● **PROMPT**
Set out every line bearing the string "France".

[Data records]
******

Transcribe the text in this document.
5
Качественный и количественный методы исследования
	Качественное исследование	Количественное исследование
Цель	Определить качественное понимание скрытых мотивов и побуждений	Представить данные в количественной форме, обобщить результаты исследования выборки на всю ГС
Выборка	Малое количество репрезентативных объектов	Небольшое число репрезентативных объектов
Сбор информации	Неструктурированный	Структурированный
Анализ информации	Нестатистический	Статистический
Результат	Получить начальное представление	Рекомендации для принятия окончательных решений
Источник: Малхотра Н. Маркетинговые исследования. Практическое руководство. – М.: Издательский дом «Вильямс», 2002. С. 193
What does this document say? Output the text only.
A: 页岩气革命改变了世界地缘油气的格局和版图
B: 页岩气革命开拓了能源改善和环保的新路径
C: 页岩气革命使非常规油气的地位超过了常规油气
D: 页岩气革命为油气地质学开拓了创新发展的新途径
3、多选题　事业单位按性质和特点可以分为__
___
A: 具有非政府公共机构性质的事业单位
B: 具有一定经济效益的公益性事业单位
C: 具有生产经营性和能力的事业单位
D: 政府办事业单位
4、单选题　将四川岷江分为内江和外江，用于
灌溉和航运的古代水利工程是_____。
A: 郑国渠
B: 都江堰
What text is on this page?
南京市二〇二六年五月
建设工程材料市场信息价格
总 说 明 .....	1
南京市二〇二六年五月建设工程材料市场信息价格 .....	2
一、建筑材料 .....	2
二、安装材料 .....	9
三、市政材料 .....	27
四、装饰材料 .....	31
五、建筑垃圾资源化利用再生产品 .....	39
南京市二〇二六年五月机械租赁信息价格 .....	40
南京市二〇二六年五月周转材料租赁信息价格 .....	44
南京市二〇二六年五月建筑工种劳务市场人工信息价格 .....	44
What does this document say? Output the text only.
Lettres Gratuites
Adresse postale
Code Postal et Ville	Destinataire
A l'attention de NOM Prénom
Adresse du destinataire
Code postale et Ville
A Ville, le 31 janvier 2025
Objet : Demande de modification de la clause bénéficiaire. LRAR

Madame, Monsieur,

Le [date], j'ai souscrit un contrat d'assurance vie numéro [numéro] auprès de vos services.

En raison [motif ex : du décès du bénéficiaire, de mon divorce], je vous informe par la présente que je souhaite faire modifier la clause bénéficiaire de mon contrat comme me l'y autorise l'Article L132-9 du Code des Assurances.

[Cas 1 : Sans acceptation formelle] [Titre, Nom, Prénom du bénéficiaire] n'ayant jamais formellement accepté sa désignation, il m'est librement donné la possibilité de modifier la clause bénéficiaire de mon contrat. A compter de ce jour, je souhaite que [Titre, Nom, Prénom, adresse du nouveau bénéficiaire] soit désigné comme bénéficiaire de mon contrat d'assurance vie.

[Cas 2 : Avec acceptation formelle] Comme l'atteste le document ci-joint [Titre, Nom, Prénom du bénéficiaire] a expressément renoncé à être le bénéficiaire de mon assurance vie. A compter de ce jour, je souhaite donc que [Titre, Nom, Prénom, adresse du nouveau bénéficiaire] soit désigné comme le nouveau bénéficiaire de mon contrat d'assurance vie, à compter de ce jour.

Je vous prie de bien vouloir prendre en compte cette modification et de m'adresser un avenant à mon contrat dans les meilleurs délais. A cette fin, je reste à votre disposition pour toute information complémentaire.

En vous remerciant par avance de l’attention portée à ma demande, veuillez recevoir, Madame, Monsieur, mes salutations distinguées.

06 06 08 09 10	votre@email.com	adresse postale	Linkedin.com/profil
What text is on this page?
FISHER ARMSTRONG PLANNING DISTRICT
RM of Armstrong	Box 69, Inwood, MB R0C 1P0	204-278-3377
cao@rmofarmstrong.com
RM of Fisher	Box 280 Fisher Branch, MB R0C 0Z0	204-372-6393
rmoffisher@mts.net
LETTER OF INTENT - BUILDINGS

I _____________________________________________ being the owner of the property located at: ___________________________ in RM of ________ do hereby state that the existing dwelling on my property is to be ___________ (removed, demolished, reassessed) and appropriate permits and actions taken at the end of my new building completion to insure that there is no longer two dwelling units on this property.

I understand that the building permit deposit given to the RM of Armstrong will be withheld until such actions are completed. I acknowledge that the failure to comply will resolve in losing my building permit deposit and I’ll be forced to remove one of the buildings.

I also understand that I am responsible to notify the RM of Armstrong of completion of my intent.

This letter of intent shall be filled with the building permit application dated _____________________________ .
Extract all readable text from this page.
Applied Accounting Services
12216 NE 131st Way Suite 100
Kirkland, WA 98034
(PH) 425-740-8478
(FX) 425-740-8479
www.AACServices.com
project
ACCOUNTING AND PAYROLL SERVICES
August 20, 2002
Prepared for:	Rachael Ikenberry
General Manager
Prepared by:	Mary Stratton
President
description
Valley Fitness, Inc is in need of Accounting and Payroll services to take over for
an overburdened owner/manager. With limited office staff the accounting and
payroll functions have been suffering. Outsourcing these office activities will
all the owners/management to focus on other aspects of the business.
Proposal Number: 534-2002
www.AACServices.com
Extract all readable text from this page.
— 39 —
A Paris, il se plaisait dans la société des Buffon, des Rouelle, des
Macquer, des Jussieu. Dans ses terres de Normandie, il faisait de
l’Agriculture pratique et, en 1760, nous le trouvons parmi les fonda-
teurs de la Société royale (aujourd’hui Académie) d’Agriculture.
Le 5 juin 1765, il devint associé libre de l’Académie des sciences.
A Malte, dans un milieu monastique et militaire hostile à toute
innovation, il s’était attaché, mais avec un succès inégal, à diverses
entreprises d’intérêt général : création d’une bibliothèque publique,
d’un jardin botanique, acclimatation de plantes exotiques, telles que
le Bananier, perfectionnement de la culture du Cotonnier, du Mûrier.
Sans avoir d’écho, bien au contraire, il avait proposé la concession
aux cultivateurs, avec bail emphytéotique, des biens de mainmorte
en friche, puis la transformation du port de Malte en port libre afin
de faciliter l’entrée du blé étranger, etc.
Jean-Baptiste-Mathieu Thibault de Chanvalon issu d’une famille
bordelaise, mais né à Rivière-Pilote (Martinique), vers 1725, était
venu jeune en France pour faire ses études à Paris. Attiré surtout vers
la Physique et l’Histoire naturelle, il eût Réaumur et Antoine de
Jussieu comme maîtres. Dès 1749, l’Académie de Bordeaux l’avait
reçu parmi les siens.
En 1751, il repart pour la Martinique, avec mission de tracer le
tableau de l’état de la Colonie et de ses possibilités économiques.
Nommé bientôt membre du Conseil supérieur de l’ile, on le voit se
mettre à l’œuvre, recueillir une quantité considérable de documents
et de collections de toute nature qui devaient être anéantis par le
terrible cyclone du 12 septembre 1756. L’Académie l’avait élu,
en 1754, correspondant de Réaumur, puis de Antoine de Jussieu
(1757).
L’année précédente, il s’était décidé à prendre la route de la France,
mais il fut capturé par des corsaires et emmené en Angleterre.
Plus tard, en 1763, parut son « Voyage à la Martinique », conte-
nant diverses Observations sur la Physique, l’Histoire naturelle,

******

● **ANSWER TO THIS TASK**
venu jeune en France pour faire ses études à Paris. Attiré surtout vers
L’année précédente, il s’était décidé à prendre la route de la France,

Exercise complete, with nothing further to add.